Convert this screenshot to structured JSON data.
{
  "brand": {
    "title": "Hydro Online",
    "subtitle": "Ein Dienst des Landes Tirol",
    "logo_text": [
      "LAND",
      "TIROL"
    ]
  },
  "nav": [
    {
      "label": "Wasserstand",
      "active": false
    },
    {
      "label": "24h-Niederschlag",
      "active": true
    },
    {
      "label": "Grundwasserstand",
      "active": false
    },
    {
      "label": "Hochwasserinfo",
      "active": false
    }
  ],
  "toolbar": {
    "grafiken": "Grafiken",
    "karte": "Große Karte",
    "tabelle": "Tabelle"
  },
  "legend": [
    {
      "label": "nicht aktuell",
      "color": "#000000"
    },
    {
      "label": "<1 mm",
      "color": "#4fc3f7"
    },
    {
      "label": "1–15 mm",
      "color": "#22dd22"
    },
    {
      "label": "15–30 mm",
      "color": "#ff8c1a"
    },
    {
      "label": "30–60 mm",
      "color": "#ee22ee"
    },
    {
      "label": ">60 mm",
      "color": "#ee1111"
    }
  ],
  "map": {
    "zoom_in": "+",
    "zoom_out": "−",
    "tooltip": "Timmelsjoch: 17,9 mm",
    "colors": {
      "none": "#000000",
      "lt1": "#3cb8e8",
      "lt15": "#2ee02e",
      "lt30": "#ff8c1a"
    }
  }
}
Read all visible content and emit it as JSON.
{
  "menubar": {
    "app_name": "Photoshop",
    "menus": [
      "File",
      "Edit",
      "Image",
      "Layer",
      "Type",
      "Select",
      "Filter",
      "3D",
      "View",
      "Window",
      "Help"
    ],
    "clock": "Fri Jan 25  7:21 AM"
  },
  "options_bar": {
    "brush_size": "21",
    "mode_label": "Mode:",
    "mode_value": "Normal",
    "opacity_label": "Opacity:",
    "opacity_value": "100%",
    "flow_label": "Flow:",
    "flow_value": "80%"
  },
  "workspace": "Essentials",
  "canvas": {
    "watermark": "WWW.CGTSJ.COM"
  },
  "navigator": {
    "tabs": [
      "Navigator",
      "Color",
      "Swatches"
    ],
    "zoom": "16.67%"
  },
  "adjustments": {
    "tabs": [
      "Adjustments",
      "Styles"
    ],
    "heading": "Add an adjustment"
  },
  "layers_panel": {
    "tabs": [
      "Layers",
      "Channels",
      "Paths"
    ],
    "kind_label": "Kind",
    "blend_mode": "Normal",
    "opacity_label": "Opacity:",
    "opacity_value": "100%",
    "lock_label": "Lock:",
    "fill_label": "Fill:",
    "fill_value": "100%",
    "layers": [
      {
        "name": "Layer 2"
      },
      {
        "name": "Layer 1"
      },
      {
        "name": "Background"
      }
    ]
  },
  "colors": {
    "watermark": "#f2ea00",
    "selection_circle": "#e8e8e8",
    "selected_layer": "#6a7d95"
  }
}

——————

◆ **What you need to do**: All lines in the data that contain the word "watermark" should be copied.

◆ **Solution to this exercise**:
    "watermark": "WWW.CGTSJ.COM"
    "watermark": "#f2ea00",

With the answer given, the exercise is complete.